>> Start Data rows
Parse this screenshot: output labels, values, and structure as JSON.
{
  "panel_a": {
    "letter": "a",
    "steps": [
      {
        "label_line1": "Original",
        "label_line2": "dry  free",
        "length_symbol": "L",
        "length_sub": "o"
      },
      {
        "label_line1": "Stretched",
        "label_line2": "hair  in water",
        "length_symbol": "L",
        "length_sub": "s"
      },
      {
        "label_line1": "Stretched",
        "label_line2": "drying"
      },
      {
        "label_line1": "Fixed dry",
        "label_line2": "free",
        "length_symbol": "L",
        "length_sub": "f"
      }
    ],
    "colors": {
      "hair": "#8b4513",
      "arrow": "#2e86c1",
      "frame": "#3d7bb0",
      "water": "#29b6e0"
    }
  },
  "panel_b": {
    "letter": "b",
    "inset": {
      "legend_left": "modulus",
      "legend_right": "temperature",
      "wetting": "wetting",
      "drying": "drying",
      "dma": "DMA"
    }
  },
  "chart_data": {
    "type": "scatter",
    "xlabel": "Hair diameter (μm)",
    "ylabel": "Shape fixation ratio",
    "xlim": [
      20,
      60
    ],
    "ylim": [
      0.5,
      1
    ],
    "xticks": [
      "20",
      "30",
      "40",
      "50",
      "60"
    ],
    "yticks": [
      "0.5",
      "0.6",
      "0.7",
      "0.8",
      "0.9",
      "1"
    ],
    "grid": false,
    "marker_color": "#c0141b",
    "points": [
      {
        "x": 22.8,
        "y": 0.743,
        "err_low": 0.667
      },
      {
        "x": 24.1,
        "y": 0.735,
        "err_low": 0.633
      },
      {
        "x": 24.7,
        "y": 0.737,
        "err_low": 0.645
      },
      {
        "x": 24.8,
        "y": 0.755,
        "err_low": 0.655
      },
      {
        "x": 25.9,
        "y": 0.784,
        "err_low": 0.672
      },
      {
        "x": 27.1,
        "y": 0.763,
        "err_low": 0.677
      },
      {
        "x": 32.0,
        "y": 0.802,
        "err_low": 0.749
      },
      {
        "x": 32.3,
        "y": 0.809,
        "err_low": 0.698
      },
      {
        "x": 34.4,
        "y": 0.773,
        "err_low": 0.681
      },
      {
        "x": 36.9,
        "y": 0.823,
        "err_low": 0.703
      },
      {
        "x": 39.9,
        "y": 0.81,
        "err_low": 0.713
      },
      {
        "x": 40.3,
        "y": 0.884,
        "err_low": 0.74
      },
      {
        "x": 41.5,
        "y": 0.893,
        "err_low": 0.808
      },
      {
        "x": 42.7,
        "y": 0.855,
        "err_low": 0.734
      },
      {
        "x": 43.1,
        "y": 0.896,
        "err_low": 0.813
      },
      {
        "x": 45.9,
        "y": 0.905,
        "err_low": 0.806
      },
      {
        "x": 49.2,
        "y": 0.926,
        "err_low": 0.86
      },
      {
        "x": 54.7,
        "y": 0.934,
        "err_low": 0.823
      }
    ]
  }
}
>> End Data rows
>> Start Data rows
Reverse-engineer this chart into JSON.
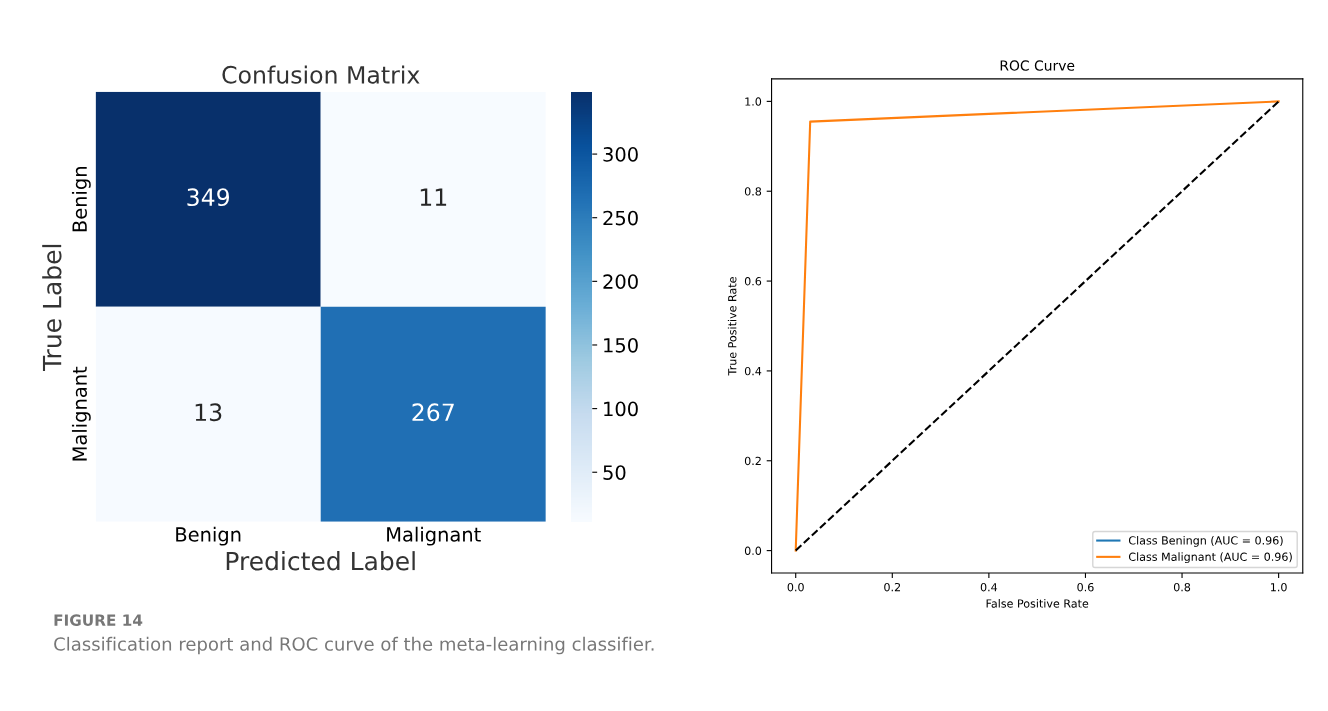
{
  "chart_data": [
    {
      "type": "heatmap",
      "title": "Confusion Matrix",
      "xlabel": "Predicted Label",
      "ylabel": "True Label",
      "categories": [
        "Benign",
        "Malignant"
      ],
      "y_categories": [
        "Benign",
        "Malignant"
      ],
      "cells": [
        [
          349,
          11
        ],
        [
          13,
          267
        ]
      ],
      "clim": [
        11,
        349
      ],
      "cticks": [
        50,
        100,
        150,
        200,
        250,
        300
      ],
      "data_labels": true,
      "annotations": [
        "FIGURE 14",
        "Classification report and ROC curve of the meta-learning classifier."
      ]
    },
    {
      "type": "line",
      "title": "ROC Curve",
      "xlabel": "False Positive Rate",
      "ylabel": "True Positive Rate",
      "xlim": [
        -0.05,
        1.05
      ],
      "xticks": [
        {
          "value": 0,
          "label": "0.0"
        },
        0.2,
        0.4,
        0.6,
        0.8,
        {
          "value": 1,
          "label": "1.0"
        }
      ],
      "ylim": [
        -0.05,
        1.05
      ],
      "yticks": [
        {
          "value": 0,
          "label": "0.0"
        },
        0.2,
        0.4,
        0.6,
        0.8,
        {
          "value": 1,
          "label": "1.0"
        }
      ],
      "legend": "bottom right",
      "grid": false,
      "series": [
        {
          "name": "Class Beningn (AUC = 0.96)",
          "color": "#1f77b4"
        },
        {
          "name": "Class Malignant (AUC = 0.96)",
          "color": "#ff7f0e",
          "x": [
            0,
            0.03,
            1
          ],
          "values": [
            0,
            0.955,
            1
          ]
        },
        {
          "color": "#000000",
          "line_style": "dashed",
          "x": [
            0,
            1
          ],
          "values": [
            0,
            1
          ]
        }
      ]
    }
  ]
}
>> End Data rows
Brief>
Show the lines where the word "JSON" appears in the entries.

Written response>
Parse this screenshot: output labels, values, and structure as JSON.
Reverse-engineer this chart into JSON.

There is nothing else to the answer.